Karena itu kemurahan hati yang menjurus kepada kemurnian hati akan menjadi alat kontrol yang baik bagi Raja, agar tidak terjebak dalam perbuatan yang tidak dikehendaki Tuhan.

Belajar dari bagian ini, maka bicara tentang Raja, sebetulnya kita bicara tentang pemimpin. Dan oleh karena itu patut dihadapkan kepada kita bahwa hendaknya seorang pemimpin baik dalam masyarakat, dalam gereja,  dalam dunia  pemerintahan, dalam keluarga mesti memiliki nilai kemurahan hati.
Pertanyaan kita adalah apakah kita sudah memiliki kemurahan hati dalam proses kepemimpinan yang telah kita lakukan sampai saat ini ?. Silahkan masing-masing orang menjawabnya.
Tetapi yang pasti adalah,  masih banyak pemimpin yang begitu angkuh dan sombong dengan jabatan dan kedudukan yang dimilikinya dan karena itu mereka kadang kurang perduli terhadap orang-orang yang ada disekitarnya. Mereka kadang tutup telinga dan tutup mata terhadap erangan dan rintihan orang-orang yang mengerang dan merintih karena kemelaratan, kemiskinan, yang dialaminya.  Kadang-kadang juga karena menganggap diri sebagai penguasa, mereka dapat melakukan apa saja kepada bawahannya, yang sering jauh dari nilai-nilai kemanusiaan.  Dan ada pula yang bersikap supaya orang menilainya sebagai pemimpin yang baik, mereka hanya bicara manis dibibir,  tetapi sekali lagi hanya sebatas bicara, yang tidak pernah berlanjut dengan aksi.  Ini wujud dari pemimpin yang tidak memiliki kemurahan hati.  Karena itu mari saudaraku, firman Tuhan mengajak kita untuk menjadi pemimpin yang sungguh-sungguh memiliki nilai kemurahan.  
Dengan kemurahan hati yang terpancar melalui sikap dan perbuatan kita akan memungkin orang lain menikmati  suasana damai. Bahkan dengan kemurahan itu, bukan Cuma pemimpin itu yang diberkati Tuhan dengan berbagai-bagai karunia, tetapi keluarganya dan turunannya akan diberkati Tuhan. (banding ayat 3).

Hal kedua yang mesti dimiliki seorang Raja agar dapat melaksanakan tugasnya sesuai kehendak Tuhan adalah memiliki sikap kepahlawanan .
Sikap kepahlawanan ini tidak saja dalam soal mempertahankan keutuhan dan keamanan negerinya, tetapi sikap kepahlawanan itu mesti juga terpancar dari kesediaannya untuk berjuang menghadirkan kebenaran dan keadilan dalam masyarakat.
Betul, bahwa Raja harus hadir sebagai pahlawan untuk membantai musuh-musuh yang hendak menghancurkan kerajaan dan rakyatnya.  Betul bahwa Raja bertanggung jawab untuk memberikan rasa aman kepada masyarakatnya dan karena itu terus berjuang untuk mempertahankan integritas bangsanya dari tekanan pihak musuh.  Tetapi yang jauh lebih penting adalah bagaimana dalam proses pemerintahan yang dilakukannya itu diwarnai dengan nilai-nilai keadilan dan kebenaran.

→ **Tugas yang Dikerjakan**:
1 > Tentukan apakah setiap pernyataan berikut sesuai dengan teks sumber, lalu jawab ya atau tidak dan kutip kata-kata teks yang menentukannya: (a) seorang pemimpin dalam keluarga juga mesti memiliki nilai kemurahan hati; (b) sikap kepahlawanan raja hanya menyangkut mempertahankan keamanan negerinya; (c) dengan kemurahan hati, hanya pemimpin itu sendiri yang diberkati Tuhan.
2 > Ringkaslah teks sumber dalam dua kalimat.
3 > Ulangi tanpa perubahan bagian teks sumber yang dimulai dengan "Karena itu kemurahan" dan berlanjut sampai "tidak dikehendaki Tuhan.".
Catatan di bawah ini tidak ada hubungannya dengan teks sumber.

→ **Catatan yang Diberikan**:
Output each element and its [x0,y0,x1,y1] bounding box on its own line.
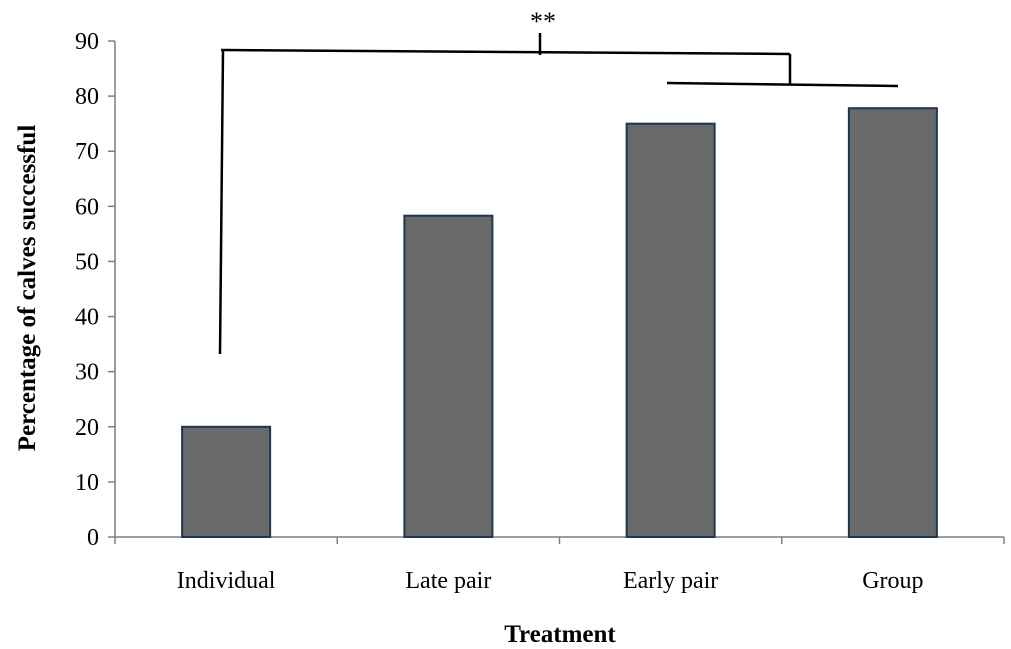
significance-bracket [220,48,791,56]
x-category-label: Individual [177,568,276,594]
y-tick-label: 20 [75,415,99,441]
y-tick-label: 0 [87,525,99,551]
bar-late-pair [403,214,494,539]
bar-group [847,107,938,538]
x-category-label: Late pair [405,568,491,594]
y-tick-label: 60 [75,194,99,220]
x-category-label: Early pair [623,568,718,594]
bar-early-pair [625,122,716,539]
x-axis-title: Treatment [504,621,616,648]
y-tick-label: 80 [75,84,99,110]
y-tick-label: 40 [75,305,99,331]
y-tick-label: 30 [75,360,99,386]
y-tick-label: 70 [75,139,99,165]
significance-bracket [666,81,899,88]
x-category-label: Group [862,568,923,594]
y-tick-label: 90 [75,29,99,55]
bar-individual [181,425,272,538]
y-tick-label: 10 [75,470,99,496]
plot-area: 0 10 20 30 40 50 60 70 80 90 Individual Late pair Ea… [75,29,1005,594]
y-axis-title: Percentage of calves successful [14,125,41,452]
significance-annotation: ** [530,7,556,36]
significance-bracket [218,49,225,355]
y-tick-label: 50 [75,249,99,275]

* * *

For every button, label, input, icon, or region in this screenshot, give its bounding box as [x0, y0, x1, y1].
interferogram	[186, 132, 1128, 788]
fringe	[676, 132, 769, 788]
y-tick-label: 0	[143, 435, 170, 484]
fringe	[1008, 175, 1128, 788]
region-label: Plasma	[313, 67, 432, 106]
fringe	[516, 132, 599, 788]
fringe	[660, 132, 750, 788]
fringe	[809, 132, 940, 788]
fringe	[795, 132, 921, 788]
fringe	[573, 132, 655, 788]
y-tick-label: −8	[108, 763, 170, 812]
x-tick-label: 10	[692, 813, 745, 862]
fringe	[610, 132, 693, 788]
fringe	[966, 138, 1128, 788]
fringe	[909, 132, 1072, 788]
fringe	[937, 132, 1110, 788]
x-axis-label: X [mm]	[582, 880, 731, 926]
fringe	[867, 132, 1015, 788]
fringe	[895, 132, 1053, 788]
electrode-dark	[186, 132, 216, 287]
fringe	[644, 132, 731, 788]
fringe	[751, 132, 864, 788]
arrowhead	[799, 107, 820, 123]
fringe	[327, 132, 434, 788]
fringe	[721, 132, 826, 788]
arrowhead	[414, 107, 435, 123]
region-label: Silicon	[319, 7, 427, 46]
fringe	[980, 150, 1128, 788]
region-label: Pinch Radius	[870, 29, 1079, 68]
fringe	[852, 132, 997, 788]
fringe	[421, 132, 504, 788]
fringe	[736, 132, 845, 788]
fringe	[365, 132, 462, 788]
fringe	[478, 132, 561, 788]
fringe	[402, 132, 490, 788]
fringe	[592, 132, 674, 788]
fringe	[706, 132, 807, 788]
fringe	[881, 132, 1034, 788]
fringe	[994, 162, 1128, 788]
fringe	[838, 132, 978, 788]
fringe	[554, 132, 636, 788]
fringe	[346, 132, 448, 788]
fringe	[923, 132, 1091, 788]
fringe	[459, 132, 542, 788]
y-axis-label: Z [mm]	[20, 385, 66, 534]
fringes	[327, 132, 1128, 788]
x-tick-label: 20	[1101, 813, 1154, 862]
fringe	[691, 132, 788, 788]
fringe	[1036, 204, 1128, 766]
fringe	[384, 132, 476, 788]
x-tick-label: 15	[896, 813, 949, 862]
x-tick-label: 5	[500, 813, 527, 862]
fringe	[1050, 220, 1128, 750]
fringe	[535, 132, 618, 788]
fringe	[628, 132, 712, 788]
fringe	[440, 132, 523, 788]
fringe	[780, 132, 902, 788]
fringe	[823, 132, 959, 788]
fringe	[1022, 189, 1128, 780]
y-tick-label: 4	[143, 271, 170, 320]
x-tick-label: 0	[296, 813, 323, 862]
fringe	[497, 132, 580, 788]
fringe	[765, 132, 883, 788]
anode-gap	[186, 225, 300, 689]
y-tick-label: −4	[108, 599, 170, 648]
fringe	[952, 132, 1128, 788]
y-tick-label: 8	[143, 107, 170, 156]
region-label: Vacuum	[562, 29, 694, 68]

==

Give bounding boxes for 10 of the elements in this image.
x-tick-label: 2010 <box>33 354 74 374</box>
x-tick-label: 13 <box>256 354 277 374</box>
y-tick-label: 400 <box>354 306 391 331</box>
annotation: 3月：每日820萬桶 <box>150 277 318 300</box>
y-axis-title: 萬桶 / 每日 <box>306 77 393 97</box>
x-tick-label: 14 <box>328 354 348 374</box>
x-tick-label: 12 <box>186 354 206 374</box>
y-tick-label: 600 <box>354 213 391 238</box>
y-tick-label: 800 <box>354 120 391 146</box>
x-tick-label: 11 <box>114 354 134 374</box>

→ **Jawaban**:
1 >
(a) Ya: "dalam keluarga mesti memiliki nilai kemurahan hati."
(b) Tidak: "Sikap kepahlawanan ini tidak saja dalam soal mempertahankan keutuhan dan keamanan negerinya"
(c) Tidak: "bukan Cuma pemimpin itu yang diberkati Tuhan dengan berbagai-bagai karunia, tetapi keluarganya dan turunannya akan diberkati Tuhan."

2 > Teks sumber menyatakan bahwa raja, yang sebetulnya berarti pemimpin dalam masyarakat, gereja, pemerintahan, maupun keluarga, mesti memiliki kemurahan hati, sebab masih banyak pemimpin yang angkuh, menutup mata terhadap rintihan orang miskin, dan hanya bicara manis tanpa aksi. Hal kedua yang mesti dimiliki raja adalah sikap kepahlawanan, yang tidak hanya berarti mempertahankan keamanan negeri dari musuh, tetapi juga berjuang menghadirkan kebenaran dan keadilan dalam masyarakat.

3 >
Karena itu kemurahan hati yang menjurus kepada kemurnian hati akan menjadi alat kontrol yang baik bagi Raja, agar tidak terjebak dalam perbuatan yang tidak dikehendaki Tuhan.